***** Supplied data *****

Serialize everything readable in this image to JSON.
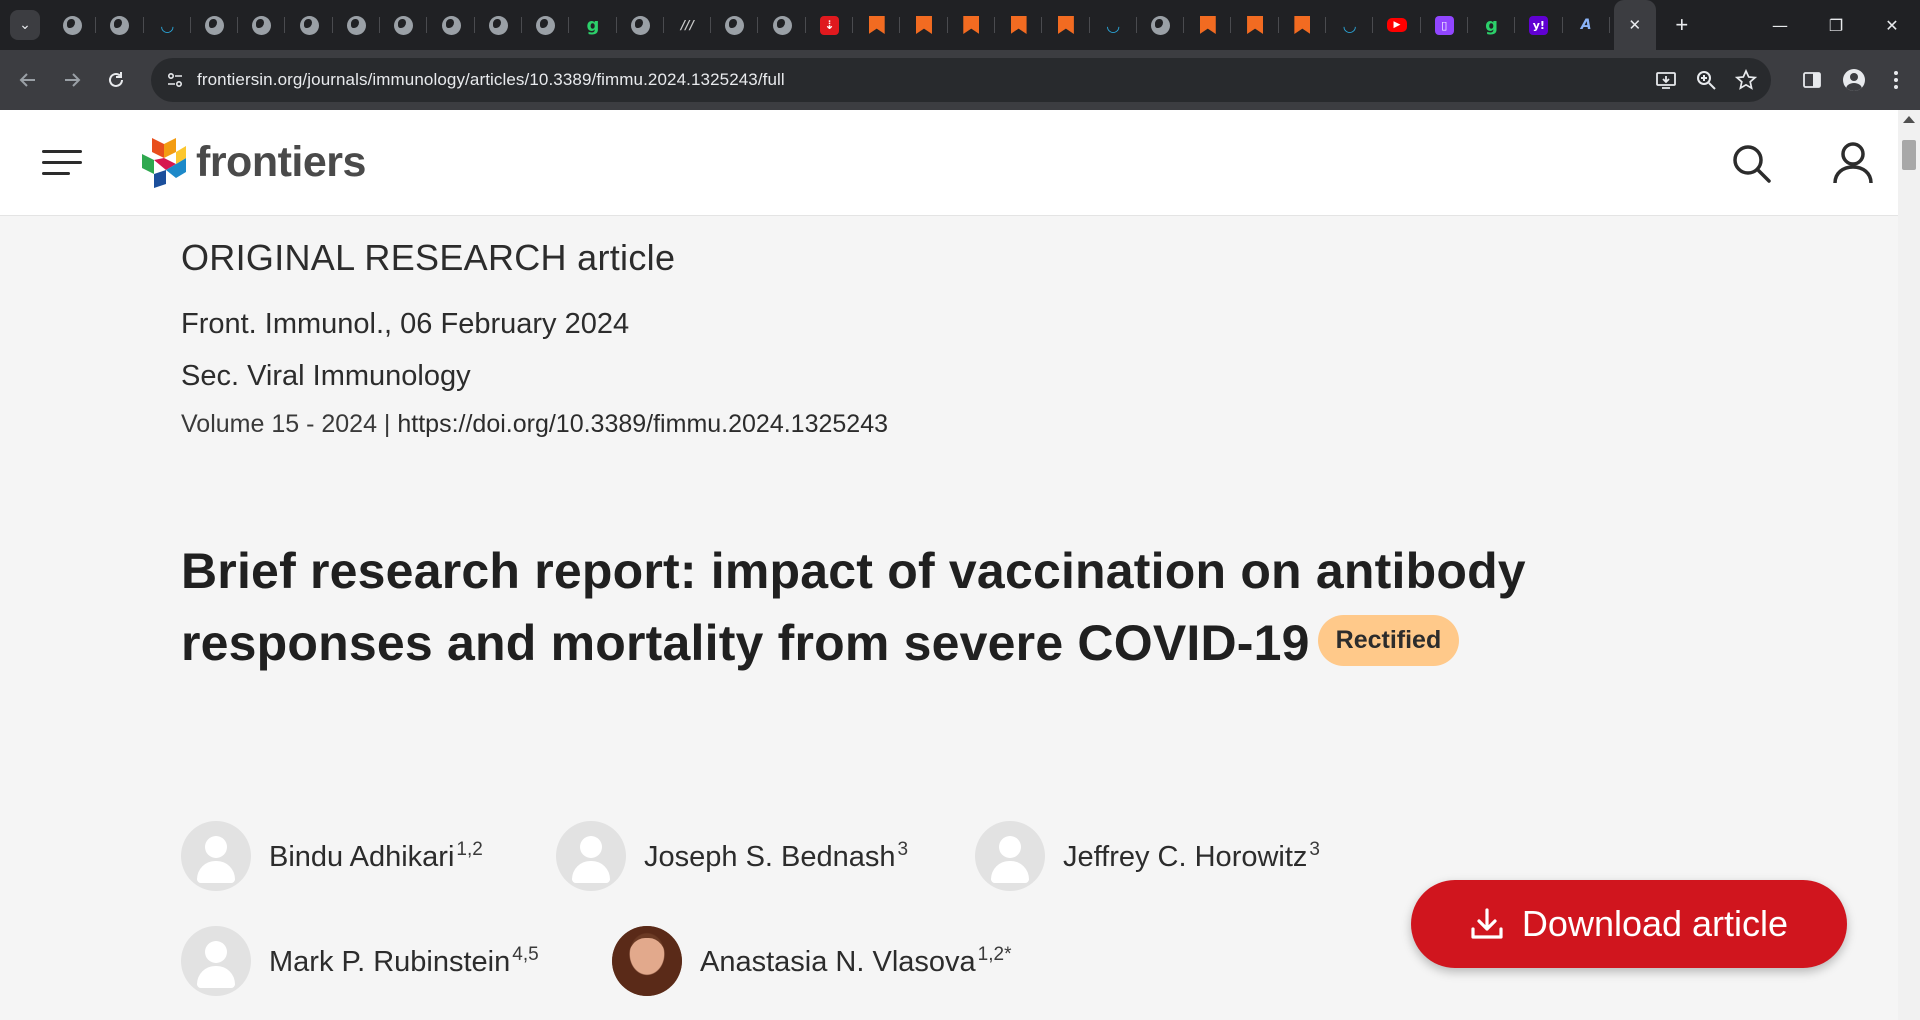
{
  "browser": {
    "tab_search_glyph": "⌄",
    "tabs": [
      {
        "icon": "globe-icon"
      },
      {
        "icon": "globe-icon"
      },
      {
        "icon": "shield-icon"
      },
      {
        "icon": "globe-icon"
      },
      {
        "icon": "globe-icon"
      },
      {
        "icon": "globe-icon"
      },
      {
        "icon": "globe-icon"
      },
      {
        "icon": "globe-icon"
      },
      {
        "icon": "globe-icon"
      },
      {
        "icon": "globe-icon"
      },
      {
        "icon": "globe-icon"
      },
      {
        "icon": "g-icon"
      },
      {
        "icon": "globe-icon"
      },
      {
        "icon": "w-icon"
      },
      {
        "icon": "globe-icon"
      },
      {
        "icon": "globe-icon"
      },
      {
        "icon": "red-app-icon"
      },
      {
        "icon": "bookmark-icon"
      },
      {
        "icon": "bookmark-icon"
      },
      {
        "icon": "bookmark-icon"
      },
      {
        "icon": "bookmark-icon"
      },
      {
        "icon": "bookmark-icon"
      },
      {
        "icon": "shield-icon"
      },
      {
        "icon": "globe-icon"
      },
      {
        "icon": "bookmark-icon"
      },
      {
        "icon": "bookmark-icon"
      },
      {
        "icon": "bookmark-icon"
      },
      {
        "icon": "shield-icon"
      },
      {
        "icon": "youtube-icon"
      },
      {
        "icon": "twitch-icon"
      },
      {
        "icon": "g-icon"
      },
      {
        "icon": "yahoo-icon"
      },
      {
        "icon": "a-icon"
      }
    ],
    "active_tab_close": "✕",
    "new_tab": "+",
    "window_controls": {
      "minimize": "—",
      "restore": "❐",
      "close": "✕"
    },
    "url": "frontiersin.org/journals/immunology/articles/10.3389/fimmu.2024.1325243/full"
  },
  "site": {
    "logo_text": "frontiers"
  },
  "article": {
    "type": "ORIGINAL RESEARCH article",
    "journal_date": "Front. Immunol., 06 February 2024",
    "section": "Sec. Viral Immunology",
    "volume": "Volume 15 - 2024 |",
    "doi": "https://doi.org/10.3389/fimmu.2024.1325243",
    "title": "Brief research report: impact of vaccination on antibody responses and mortality from severe COVID-19",
    "badge": "Rectified",
    "authors": [
      {
        "name": "Bindu Adhikari",
        "aff": "1,2",
        "photo": false
      },
      {
        "name": "Joseph S. Bednash",
        "aff": "3",
        "photo": false
      },
      {
        "name": "Jeffrey C. Horowitz",
        "aff": "3",
        "photo": false
      },
      {
        "name": "Mark P. Rubinstein",
        "aff": "4,5",
        "photo": false
      },
      {
        "name": "Anastasia N. Vlasova",
        "aff": "1,2*",
        "photo": true
      }
    ]
  },
  "download": {
    "label": "Download article"
  },
  "colors": {
    "brand_red": "#d0151e",
    "badge": "#ffc98a",
    "page_bg": "#f5f5f5"
  }
}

*****

Work required:
Each record should be quoted exactly, with the images omitted.

Solution for this problem:
Serialize everything readable in this image to JSON.
{
  "browser": {
    "tab_search_glyph": "⌄",
    "tabs": [
      {
        "icon": "globe-icon"
      },
      {
        "icon": "globe-icon"
      },
      {
        "icon": "shield-icon"
      },
      {
        "icon": "globe-icon"
      },
      {
        "icon": "globe-icon"
      },
      {
        "icon": "globe-icon"
      },
      {
        "icon": "globe-icon"
      },
      {
        "icon": "globe-icon"
      },
      {
        "icon": "globe-icon"
      },
      {
        "icon": "globe-icon"
      },
      {
        "icon": "globe-icon"
      },
      {
        "icon": "g-icon"
      },
      {
        "icon": "globe-icon"
      },
      {
        "icon": "w-icon"
      },
      {
        "icon": "globe-icon"
      },
      {
        "icon": "globe-icon"
      },
      {
        "icon": "red-app-icon"
      },
      {
        "icon": "bookmark-icon"
      },
      {
        "icon": "bookmark-icon"
      },
      {
        "icon": "bookmark-icon"
      },
      {
        "icon": "bookmark-icon"
      },
      {
        "icon": "bookmark-icon"
      },
      {
        "icon": "shield-icon"
      },
      {
        "icon": "globe-icon"
      },
      {
        "icon": "bookmark-icon"
      },
      {
        "icon": "bookmark-icon"
      },
      {
        "icon": "bookmark-icon"
      },
      {
        "icon": "shield-icon"
      },
      {
        "icon": "youtube-icon"
      },
      {
        "icon": "twitch-icon"
      },
      {
        "icon": "g-icon"
      },
      {
        "icon": "yahoo-icon"
      },
      {
        "icon": "a-icon"
      }
    ],
    "active_tab_close": "✕",
    "new_tab": "+",
    "window_controls": {
      "minimize": "—",
      "restore": "❐",
      "close": "✕"
    },
    "url": "frontiersin.org/journals/immunology/articles/10.3389/fimmu.2024.1325243/full"
  },
  "site": {
    "logo_text": "frontiers"
  },
  "article": {
    "type": "ORIGINAL RESEARCH article",
    "journal_date": "Front. Immunol., 06 February 2024",
    "section": "Sec. Viral Immunology",
    "volume": "Volume 15 - 2024 |",
    "doi": "https://doi.org/10.3389/fimmu.2024.1325243",
    "title": "Brief research report: impact of vaccination on antibody responses and mortality from severe COVID-19",
    "badge": "Rectified",
    "authors": [
      {
        "name": "Bindu Adhikari",
        "aff": "1,2",
        "photo": false
      },
      {
        "name": "Joseph S. Bednash",
        "aff": "3",
        "photo": false
      },
      {
        "name": "Jeffrey C. Horowitz",
        "aff": "3",
        "photo": false
      },
      {
        "name": "Mark P. Rubinstein",
        "aff": "4,5",
        "photo": false
      },
      {
        "name": "Anastasia N. Vlasova",
        "aff": "1,2*",
        "photo": true
      }
    ]
  },
  "download": {
    "label": "Download article"
  },
  "colors": {
    "brand_red": "#d0151e",
    "badge": "#ffc98a",
    "page_bg": "#f5f5f5"
  }
}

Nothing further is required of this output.